(Stored data entries)

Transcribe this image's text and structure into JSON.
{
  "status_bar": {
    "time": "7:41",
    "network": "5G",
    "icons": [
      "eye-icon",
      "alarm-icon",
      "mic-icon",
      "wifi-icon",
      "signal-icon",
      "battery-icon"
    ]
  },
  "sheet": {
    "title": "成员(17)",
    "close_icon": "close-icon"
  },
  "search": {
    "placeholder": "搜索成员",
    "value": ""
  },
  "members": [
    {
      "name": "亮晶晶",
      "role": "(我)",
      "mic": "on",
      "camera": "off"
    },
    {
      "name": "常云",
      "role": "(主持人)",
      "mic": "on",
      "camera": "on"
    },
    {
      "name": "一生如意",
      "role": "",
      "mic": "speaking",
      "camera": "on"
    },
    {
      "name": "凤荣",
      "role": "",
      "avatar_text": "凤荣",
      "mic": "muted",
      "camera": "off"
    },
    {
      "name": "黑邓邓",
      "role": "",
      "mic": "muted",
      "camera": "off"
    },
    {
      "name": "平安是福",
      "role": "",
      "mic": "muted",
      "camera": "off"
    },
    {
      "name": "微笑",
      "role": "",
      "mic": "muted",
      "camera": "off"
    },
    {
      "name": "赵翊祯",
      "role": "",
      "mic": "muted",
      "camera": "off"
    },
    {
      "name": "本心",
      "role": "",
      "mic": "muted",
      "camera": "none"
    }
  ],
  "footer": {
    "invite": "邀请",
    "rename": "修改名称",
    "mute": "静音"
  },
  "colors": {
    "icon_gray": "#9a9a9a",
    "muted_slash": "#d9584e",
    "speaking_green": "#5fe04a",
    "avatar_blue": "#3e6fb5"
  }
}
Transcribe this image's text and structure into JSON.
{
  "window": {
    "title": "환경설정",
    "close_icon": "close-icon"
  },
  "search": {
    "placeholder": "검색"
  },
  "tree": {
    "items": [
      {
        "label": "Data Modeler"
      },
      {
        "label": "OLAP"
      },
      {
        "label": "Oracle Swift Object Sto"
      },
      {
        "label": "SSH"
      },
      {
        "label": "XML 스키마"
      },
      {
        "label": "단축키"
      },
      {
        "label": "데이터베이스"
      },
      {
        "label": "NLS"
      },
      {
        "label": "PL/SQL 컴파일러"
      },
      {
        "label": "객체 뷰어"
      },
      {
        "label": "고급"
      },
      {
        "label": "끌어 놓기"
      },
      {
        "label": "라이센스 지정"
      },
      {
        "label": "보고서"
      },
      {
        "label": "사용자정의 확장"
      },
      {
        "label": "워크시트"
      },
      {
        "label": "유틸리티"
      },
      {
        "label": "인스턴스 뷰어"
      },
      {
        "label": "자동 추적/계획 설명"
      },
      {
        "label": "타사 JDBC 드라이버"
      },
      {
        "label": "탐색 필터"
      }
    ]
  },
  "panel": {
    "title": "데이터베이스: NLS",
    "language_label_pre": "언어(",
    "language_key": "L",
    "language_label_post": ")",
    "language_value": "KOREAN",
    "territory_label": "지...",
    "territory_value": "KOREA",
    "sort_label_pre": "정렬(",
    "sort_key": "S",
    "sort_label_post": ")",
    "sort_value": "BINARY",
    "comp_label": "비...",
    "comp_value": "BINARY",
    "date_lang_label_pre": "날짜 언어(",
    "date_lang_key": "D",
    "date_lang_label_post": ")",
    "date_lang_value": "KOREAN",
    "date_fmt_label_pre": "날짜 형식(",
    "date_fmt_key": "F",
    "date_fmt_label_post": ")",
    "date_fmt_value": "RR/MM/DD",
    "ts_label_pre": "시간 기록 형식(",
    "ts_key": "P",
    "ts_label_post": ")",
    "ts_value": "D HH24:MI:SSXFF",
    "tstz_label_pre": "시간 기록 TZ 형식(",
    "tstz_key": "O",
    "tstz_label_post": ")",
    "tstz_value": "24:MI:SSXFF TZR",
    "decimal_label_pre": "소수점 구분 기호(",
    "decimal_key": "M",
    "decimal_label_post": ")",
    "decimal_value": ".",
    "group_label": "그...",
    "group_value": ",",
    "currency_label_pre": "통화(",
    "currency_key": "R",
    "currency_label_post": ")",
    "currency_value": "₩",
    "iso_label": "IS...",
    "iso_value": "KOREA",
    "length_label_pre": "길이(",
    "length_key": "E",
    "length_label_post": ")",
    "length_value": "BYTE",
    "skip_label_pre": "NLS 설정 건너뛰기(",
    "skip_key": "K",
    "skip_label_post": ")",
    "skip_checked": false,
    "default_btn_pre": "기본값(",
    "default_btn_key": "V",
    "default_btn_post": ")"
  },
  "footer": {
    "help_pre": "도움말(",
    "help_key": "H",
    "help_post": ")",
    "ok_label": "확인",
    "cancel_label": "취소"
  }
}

YOUR TASK
Collect each line of the entries that has the word "title", copying it in full.

FINAL RESULT
    "title": "成员(17)",
    "title": "환경설정",
    "title": "데이터베이스: NLS",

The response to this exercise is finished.